**Aim**
Show each line of the data below that has the string "难道不是因为秦国统治者的残暴吗" in it.

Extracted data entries

============================================================

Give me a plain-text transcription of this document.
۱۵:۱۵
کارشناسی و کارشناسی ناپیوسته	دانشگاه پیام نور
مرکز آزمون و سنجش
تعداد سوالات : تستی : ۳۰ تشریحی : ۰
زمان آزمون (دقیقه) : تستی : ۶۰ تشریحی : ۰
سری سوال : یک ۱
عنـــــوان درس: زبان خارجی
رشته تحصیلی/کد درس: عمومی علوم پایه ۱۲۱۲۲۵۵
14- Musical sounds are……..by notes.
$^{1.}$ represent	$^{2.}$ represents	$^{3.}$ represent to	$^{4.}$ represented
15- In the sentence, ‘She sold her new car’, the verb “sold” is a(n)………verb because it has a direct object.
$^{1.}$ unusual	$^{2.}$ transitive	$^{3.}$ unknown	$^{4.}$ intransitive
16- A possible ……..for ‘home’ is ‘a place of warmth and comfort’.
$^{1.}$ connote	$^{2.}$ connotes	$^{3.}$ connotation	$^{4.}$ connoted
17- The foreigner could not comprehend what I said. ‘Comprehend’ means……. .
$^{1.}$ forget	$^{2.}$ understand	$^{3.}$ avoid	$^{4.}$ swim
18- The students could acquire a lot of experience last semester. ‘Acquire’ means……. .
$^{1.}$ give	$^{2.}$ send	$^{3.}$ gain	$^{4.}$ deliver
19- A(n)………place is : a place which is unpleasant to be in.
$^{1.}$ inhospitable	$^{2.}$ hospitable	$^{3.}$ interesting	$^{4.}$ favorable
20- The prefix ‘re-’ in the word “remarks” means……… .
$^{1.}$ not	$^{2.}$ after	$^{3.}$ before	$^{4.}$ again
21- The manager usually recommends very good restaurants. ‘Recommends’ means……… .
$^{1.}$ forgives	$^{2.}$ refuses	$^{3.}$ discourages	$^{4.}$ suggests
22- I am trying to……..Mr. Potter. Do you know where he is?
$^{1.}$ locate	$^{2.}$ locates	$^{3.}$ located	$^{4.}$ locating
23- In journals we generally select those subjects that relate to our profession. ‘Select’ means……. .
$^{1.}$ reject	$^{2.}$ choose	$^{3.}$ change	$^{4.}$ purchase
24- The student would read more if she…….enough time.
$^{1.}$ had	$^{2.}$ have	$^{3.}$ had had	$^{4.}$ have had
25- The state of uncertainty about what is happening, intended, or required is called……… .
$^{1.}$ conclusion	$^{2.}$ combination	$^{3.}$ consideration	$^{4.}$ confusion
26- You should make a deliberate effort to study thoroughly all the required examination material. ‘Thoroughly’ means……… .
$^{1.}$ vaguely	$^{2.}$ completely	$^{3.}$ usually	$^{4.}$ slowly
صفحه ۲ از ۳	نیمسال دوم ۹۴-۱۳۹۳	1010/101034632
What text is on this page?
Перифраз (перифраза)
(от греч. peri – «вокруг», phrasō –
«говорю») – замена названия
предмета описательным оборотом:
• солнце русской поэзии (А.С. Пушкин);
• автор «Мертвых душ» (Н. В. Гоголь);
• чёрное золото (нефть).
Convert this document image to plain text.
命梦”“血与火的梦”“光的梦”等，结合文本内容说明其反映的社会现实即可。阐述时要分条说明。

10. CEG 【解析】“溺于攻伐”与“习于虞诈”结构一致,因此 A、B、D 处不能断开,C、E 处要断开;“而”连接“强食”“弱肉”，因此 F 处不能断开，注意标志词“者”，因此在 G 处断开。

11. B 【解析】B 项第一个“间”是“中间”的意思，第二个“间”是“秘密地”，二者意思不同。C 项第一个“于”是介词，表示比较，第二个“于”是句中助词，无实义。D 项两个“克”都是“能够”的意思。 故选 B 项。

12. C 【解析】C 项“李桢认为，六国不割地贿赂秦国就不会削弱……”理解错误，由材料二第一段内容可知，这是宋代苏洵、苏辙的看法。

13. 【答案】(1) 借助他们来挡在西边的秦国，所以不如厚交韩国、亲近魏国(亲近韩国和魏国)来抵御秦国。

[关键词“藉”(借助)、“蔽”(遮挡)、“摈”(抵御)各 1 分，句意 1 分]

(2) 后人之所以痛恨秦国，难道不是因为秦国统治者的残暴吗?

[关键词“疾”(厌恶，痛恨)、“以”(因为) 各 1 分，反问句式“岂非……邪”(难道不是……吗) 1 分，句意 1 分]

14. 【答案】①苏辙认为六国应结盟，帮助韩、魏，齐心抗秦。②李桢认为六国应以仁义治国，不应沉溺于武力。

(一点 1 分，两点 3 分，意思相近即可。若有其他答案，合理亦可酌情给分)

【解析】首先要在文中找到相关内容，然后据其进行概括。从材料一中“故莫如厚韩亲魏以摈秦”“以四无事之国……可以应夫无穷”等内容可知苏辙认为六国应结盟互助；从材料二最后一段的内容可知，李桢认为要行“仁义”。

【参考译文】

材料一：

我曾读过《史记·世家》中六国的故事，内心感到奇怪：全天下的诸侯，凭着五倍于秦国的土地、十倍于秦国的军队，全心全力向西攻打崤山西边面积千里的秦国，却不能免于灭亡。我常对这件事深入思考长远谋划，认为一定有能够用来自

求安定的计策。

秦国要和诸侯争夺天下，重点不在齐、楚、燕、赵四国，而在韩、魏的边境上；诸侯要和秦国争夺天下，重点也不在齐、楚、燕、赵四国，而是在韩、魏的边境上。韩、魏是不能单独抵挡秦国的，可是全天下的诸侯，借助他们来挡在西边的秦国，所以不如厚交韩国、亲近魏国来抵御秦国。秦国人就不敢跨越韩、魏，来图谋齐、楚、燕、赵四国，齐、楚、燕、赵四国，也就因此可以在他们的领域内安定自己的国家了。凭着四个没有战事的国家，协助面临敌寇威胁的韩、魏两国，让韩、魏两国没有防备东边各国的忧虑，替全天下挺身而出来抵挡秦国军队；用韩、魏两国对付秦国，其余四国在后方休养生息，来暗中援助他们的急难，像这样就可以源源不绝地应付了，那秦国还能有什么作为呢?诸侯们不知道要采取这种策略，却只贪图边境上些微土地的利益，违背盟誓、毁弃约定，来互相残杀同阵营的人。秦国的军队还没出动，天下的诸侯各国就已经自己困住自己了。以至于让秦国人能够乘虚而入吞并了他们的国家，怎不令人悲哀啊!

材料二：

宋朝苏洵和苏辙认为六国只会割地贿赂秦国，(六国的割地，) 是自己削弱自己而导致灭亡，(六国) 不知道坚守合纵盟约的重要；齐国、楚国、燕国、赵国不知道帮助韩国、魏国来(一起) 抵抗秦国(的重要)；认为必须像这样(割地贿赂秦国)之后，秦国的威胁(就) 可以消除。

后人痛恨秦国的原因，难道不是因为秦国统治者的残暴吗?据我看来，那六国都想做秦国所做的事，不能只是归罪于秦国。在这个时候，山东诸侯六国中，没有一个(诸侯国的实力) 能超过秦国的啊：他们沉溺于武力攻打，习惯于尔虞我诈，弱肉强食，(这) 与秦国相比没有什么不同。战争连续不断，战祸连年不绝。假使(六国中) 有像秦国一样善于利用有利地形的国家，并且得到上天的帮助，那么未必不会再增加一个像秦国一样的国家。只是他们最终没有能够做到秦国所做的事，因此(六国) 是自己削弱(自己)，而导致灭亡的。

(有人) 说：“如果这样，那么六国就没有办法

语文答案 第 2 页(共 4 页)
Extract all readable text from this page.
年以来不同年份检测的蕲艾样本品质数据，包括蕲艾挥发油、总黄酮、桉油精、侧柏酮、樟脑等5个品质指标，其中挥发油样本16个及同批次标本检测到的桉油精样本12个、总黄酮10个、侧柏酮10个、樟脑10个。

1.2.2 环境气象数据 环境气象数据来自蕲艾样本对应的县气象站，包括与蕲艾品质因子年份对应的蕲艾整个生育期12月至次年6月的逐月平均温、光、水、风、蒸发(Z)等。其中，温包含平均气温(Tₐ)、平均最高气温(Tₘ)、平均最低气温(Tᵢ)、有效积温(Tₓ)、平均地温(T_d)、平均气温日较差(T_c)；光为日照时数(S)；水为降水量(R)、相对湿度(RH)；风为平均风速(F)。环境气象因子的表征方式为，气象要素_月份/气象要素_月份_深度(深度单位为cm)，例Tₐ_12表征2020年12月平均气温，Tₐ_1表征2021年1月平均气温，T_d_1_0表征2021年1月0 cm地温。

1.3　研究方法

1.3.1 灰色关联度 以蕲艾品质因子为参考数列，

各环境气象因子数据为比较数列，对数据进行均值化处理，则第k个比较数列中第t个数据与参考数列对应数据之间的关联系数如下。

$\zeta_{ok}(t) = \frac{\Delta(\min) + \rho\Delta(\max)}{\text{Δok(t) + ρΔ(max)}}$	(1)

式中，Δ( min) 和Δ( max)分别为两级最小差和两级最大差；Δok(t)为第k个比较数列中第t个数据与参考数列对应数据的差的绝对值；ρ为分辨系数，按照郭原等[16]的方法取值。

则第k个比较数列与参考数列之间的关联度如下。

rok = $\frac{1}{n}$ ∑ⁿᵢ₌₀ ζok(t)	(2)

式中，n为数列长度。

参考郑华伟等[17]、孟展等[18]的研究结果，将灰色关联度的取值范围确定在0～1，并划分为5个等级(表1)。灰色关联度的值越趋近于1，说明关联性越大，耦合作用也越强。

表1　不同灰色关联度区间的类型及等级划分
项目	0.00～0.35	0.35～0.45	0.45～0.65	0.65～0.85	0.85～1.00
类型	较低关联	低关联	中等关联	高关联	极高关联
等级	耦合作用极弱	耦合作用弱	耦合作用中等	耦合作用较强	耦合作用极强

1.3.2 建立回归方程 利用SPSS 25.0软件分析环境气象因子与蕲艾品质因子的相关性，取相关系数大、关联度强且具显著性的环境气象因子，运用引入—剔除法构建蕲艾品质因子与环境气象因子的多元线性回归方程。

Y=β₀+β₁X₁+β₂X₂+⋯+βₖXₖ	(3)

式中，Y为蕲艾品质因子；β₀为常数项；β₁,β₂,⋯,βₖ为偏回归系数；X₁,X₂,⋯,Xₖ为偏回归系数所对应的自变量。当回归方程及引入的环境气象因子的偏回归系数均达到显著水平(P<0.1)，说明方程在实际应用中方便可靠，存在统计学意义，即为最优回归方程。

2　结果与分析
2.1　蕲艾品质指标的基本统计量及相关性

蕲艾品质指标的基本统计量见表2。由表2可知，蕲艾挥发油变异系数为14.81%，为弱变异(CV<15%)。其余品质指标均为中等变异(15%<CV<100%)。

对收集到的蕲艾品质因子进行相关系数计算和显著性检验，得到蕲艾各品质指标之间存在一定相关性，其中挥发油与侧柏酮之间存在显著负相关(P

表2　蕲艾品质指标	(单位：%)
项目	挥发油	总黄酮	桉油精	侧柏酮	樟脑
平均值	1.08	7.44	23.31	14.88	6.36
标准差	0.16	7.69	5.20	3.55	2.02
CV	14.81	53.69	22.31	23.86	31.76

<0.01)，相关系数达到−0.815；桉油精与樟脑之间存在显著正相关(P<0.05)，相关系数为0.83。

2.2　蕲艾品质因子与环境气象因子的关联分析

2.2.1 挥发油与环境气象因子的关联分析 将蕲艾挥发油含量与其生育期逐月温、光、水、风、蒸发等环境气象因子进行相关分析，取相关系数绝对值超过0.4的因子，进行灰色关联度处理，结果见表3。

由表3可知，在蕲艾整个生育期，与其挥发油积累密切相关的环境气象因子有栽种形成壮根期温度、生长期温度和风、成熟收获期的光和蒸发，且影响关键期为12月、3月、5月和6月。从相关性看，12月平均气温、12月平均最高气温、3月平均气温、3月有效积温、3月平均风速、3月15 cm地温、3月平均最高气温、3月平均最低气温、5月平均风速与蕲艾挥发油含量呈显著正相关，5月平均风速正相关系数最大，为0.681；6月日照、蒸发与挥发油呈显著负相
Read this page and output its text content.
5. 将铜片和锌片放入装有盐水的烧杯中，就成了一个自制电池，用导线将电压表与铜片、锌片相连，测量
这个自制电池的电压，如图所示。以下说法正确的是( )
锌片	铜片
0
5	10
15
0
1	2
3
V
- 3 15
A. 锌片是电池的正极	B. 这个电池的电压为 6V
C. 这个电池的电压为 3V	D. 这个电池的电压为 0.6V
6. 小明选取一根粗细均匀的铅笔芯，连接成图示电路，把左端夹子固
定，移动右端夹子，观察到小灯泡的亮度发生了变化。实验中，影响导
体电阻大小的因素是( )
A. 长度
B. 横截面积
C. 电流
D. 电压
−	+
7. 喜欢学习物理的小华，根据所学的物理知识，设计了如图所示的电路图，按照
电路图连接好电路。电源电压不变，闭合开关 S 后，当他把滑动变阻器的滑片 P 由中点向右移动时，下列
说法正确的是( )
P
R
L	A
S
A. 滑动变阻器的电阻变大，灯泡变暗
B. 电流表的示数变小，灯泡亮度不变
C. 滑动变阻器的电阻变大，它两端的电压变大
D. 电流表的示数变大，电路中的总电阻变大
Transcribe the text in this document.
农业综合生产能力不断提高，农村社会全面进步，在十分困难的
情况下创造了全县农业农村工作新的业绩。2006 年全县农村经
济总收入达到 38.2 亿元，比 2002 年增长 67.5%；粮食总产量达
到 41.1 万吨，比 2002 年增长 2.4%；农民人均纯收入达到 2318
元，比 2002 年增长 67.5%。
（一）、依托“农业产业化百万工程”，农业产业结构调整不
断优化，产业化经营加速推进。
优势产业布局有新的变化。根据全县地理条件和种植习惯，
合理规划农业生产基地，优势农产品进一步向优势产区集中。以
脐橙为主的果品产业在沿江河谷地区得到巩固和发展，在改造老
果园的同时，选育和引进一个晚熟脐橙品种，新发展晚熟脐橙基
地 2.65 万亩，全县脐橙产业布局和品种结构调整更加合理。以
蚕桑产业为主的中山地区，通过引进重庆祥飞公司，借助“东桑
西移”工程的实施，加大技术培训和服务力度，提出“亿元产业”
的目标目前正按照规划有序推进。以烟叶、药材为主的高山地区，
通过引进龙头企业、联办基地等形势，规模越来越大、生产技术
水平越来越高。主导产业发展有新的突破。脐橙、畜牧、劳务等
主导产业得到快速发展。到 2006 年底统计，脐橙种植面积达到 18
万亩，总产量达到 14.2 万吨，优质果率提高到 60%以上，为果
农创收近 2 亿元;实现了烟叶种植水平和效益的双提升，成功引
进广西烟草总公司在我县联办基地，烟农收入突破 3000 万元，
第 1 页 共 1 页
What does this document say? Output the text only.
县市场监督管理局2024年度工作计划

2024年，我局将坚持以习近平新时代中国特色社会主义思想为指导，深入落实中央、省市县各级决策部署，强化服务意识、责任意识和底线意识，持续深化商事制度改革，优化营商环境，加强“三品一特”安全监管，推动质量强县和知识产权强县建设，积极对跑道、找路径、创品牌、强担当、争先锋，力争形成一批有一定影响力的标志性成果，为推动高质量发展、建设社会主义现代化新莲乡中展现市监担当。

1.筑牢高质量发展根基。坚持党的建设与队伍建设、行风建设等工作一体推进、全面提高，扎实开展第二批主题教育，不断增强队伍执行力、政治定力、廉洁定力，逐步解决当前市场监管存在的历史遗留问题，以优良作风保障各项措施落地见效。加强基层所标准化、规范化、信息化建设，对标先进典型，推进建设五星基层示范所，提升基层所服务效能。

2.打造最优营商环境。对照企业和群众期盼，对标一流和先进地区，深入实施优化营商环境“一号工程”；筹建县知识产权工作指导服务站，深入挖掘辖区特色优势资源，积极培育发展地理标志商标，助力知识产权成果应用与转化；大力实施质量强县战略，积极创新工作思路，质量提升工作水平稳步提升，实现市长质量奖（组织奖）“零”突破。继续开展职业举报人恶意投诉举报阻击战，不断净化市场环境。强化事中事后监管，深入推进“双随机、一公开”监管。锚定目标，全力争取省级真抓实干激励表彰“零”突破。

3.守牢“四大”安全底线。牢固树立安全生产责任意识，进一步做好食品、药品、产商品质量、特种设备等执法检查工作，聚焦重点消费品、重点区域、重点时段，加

============================================================

**Output for this task**
(2) 后人之所以痛恨秦国，难道不是因为秦国统治者的残暴吗?
后人痛恨秦国的原因，难道不是因为秦国统治者的残暴吗?据我看来，那六国都想做秦国所做的事，不能只是归罪于秦国。在这个时候，山东诸侯六国中，没有一个(诸侯国的实力) 能超过秦国的啊：他们沉溺于武力攻打，习惯于尔虞我诈，弱肉强食，(这) 与秦国相比没有什么不同。战争连续不断，战祸连年不绝。假使(六国中) 有像秦国一样善于利用有利地形的国家，并且得到上天的帮助，那么未必不会再增加一个像秦国一样的国家。只是他们最终没有能够做到秦国所做的事，因此(六国) 是自己削弱(自己)，而导致灭亡的。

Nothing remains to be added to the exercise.